Lines of data:
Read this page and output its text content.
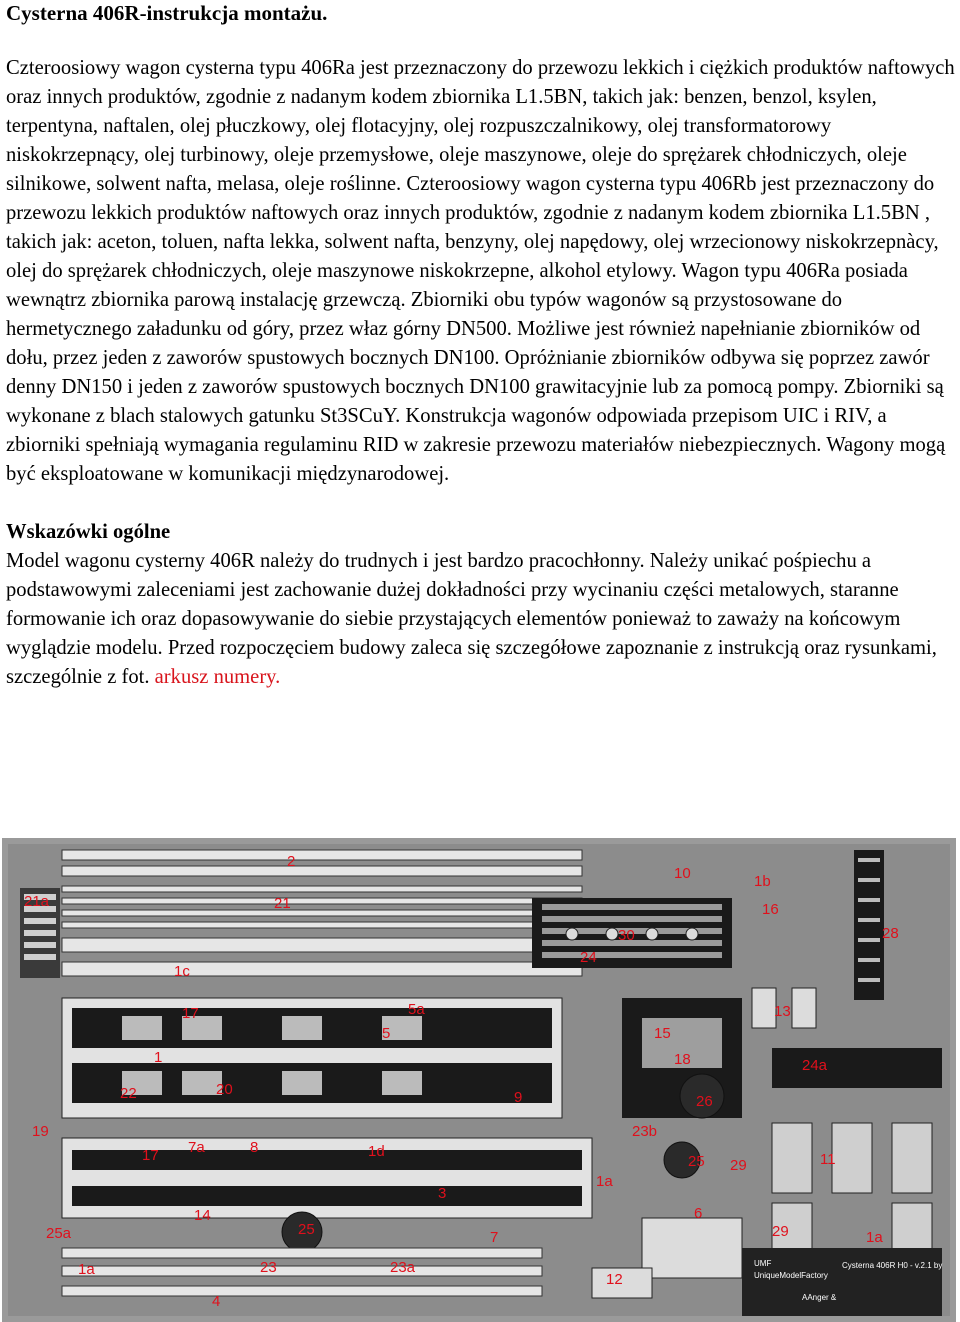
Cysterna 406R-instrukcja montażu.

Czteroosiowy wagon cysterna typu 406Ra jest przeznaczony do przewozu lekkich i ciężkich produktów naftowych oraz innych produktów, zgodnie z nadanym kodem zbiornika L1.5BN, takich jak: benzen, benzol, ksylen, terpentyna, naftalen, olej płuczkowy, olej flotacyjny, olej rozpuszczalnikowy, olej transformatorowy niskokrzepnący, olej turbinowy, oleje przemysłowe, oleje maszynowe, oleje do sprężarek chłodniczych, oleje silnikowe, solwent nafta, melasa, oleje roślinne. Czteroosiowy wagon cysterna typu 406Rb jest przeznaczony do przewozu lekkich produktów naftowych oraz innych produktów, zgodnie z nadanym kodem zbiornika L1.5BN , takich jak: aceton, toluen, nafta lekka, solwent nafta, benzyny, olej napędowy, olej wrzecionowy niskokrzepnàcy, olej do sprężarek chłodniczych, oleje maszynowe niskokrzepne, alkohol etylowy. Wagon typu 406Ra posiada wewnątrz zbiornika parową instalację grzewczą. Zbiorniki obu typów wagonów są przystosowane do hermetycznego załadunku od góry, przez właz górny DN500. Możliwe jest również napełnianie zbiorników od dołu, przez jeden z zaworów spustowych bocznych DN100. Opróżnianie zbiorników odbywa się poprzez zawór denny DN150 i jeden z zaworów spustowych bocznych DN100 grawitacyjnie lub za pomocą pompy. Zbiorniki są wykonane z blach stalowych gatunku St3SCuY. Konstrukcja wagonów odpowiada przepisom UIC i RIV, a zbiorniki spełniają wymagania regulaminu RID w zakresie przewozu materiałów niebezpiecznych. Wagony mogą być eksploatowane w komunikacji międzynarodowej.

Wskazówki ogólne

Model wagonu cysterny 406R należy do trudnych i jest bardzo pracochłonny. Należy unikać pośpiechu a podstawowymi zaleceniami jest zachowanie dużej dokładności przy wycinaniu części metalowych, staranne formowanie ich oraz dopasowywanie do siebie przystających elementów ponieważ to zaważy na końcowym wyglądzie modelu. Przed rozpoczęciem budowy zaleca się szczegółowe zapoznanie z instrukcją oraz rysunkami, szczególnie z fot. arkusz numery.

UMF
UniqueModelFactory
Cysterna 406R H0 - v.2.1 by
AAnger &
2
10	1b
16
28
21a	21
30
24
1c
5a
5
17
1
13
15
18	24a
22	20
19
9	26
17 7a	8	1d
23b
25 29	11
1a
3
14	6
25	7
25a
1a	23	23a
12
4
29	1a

--

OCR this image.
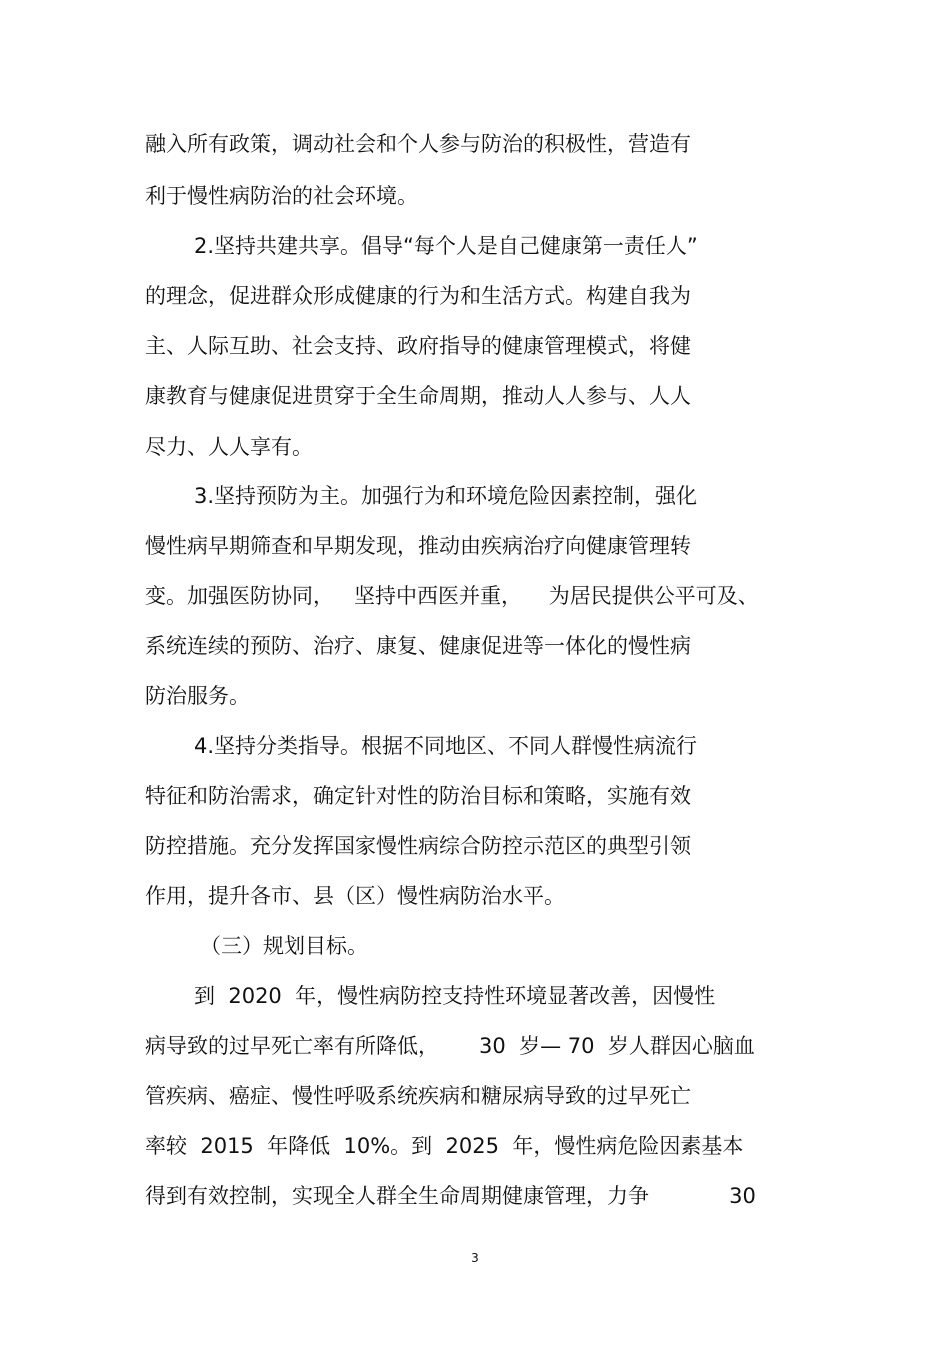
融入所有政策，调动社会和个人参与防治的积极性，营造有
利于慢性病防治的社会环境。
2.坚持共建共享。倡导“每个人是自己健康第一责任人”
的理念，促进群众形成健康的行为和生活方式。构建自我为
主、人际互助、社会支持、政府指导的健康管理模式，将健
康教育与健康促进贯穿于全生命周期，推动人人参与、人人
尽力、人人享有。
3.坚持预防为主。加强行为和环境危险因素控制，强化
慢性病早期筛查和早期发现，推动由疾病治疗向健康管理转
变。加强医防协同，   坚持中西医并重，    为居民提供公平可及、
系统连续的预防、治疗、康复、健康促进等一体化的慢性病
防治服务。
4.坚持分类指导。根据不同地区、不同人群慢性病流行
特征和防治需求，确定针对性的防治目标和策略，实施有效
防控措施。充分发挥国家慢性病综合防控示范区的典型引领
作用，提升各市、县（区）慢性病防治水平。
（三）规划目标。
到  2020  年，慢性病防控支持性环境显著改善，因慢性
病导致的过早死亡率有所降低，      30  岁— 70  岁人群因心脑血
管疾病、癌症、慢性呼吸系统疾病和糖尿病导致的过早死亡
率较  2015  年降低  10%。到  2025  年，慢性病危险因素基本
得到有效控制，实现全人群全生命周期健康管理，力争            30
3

*What is expected:*
Where a line of the material above holds the string "this", copy that line.

*Finished task:*
Read this page and output its text content.
OCR this image.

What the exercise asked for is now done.